Provided information.
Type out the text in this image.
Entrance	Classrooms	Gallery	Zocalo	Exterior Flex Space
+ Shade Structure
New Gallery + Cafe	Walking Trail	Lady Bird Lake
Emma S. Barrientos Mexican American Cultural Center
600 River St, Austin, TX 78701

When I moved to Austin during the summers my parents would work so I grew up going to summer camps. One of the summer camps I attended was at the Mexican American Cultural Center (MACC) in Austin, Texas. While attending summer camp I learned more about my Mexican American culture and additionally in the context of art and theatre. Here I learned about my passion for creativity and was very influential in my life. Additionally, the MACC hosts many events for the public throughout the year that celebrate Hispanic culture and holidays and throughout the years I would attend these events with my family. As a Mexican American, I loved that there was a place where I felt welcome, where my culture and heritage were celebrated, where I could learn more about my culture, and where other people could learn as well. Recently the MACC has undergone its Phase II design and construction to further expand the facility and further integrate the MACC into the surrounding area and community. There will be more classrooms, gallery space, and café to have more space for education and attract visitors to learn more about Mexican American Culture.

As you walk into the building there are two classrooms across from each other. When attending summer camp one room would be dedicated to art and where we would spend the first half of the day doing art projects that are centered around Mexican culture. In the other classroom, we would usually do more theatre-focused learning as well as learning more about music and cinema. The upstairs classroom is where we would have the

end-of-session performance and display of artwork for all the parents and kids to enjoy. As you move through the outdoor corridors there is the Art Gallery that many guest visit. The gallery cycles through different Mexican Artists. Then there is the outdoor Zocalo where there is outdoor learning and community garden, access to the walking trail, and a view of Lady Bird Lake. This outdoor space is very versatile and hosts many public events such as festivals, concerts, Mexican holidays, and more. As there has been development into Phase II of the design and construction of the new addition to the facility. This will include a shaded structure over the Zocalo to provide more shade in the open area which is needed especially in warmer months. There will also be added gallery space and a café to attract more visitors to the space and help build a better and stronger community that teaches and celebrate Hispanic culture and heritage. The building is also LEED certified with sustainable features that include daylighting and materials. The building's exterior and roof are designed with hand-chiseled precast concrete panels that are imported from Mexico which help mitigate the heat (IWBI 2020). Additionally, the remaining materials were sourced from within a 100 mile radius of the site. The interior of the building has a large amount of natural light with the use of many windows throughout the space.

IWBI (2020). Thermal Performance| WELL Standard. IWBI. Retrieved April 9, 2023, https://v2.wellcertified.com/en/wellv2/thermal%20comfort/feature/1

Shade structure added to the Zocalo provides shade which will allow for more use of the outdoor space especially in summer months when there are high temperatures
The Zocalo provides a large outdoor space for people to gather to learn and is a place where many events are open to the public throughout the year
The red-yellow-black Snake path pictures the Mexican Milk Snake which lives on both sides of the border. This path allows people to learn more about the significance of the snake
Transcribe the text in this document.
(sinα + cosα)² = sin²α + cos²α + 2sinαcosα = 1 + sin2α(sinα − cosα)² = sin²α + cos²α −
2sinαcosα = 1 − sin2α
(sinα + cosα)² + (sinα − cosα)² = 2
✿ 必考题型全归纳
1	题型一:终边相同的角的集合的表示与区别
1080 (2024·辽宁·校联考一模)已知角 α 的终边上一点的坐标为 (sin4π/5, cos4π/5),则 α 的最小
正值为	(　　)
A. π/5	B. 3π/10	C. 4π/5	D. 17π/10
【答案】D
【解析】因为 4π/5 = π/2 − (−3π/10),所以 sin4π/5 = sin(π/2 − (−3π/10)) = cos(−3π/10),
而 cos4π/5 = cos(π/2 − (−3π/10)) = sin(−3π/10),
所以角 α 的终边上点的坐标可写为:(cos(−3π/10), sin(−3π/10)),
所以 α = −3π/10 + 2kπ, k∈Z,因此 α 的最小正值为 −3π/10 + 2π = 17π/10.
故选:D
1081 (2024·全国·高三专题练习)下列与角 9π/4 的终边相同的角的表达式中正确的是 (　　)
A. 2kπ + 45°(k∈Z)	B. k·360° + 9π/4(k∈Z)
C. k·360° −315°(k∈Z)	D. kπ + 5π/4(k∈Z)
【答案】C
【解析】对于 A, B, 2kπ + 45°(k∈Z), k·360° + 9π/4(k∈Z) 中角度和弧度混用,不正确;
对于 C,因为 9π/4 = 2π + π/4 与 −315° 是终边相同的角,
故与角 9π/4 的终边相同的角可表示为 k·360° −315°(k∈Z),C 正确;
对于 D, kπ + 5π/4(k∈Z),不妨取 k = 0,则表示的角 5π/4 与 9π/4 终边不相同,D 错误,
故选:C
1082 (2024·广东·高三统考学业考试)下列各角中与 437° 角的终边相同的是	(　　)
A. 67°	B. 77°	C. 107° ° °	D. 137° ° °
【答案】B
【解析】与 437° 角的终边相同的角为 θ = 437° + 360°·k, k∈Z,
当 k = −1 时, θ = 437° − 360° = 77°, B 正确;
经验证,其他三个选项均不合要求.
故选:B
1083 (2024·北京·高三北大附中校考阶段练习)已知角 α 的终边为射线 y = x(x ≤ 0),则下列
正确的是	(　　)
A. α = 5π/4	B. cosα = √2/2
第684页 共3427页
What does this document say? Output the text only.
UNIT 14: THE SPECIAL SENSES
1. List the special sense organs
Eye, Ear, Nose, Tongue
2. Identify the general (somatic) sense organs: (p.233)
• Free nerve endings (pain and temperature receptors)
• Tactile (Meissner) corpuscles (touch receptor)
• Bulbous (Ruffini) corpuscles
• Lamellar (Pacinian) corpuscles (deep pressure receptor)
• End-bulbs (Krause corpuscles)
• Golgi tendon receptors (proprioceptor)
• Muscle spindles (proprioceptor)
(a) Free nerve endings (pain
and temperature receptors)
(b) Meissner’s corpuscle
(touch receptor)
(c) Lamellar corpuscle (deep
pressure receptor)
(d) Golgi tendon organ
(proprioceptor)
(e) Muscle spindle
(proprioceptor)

Work to do.
Report only a number: how many lines in the material above contain the string "pressure".

Correct output.
2